Objective: Write the material out again exactly.
□ □ □ □ □ □ □
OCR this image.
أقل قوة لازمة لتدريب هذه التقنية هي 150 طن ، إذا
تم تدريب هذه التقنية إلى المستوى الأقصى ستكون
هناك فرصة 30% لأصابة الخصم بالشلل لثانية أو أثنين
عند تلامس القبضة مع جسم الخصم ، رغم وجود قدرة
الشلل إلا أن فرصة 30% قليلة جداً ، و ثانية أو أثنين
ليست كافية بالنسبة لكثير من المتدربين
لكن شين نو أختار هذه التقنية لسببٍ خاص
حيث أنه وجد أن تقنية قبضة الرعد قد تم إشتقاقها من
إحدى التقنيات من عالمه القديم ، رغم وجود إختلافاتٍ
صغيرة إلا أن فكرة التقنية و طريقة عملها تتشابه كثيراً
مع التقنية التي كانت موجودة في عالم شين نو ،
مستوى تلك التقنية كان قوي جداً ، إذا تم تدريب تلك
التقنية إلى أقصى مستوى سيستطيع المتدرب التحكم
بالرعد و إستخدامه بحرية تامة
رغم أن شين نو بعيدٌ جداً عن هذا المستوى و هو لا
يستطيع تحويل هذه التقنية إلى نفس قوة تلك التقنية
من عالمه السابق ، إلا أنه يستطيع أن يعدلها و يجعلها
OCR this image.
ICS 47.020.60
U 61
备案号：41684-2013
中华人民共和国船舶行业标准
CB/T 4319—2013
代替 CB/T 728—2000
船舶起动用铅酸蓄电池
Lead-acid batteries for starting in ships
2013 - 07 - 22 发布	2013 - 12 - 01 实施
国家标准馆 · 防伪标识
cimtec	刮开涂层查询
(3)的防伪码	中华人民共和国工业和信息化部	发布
□ □ □ □ □ □ □
Reply:
OCR this image.
أقل قوة لازمة لتدريب هذه التقنية هي 150 طن ، إذا
تم تدريب هذه التقنية إلى المستوى الأقصى ستكون
هناك فرصة 30% لأصابة الخصم بالشلل لثانية أو أثنين
عند تلامس القبضة مع جسم الخصم ، رغم وجود قدرة
الشلل إلا أن فرصة 30% قليلة جداً ، و ثانية أو أثنين
ليست كافية بالنسبة لكثير من المتدربين
لكن شين نو أختار هذه التقنية لسببٍ خاص
حيث أنه وجد أن تقنية قبضة الرعد قد تم إشتقاقها من
إحدى التقنيات من عالمه القديم ، رغم وجود إختلافاتٍ
صغيرة إلا أن فكرة التقنية و طريقة عملها تتشابه كثيراً
مع التقنية التي كانت موجودة في عالم شين نو ،
مستوى تلك التقنية كان قوي جداً ، إذا تم تدريب تلك
التقنية إلى أقصى مستوى سيستطيع المتدرب التحكم
بالرعد و إستخدامه بحرية تامة
رغم أن شين نو بعيدٌ جداً عن هذا المستوى و هو لا
يستطيع تحويل هذه التقنية إلى نفس قوة تلك التقنية
من عالمه السابق ، إلا أنه يستطيع أن يعدلها و يجعلها
OCR this image.
ICS 47.020.60
U 61
备案号：41684-2013
中华人民共和国船舶行业标准
CB/T 4319—2013
代替 CB/T 728—2000
船舶起动用铅酸蓄电池
Lead-acid batteries for starting in ships
2013 - 07 - 22 发布	2013 - 12 - 01 实施
国家标准馆 · 防伪标识
cimtec	刮开涂层查询
(3)的防伪码	中华人民共和国工业和信息化部	发布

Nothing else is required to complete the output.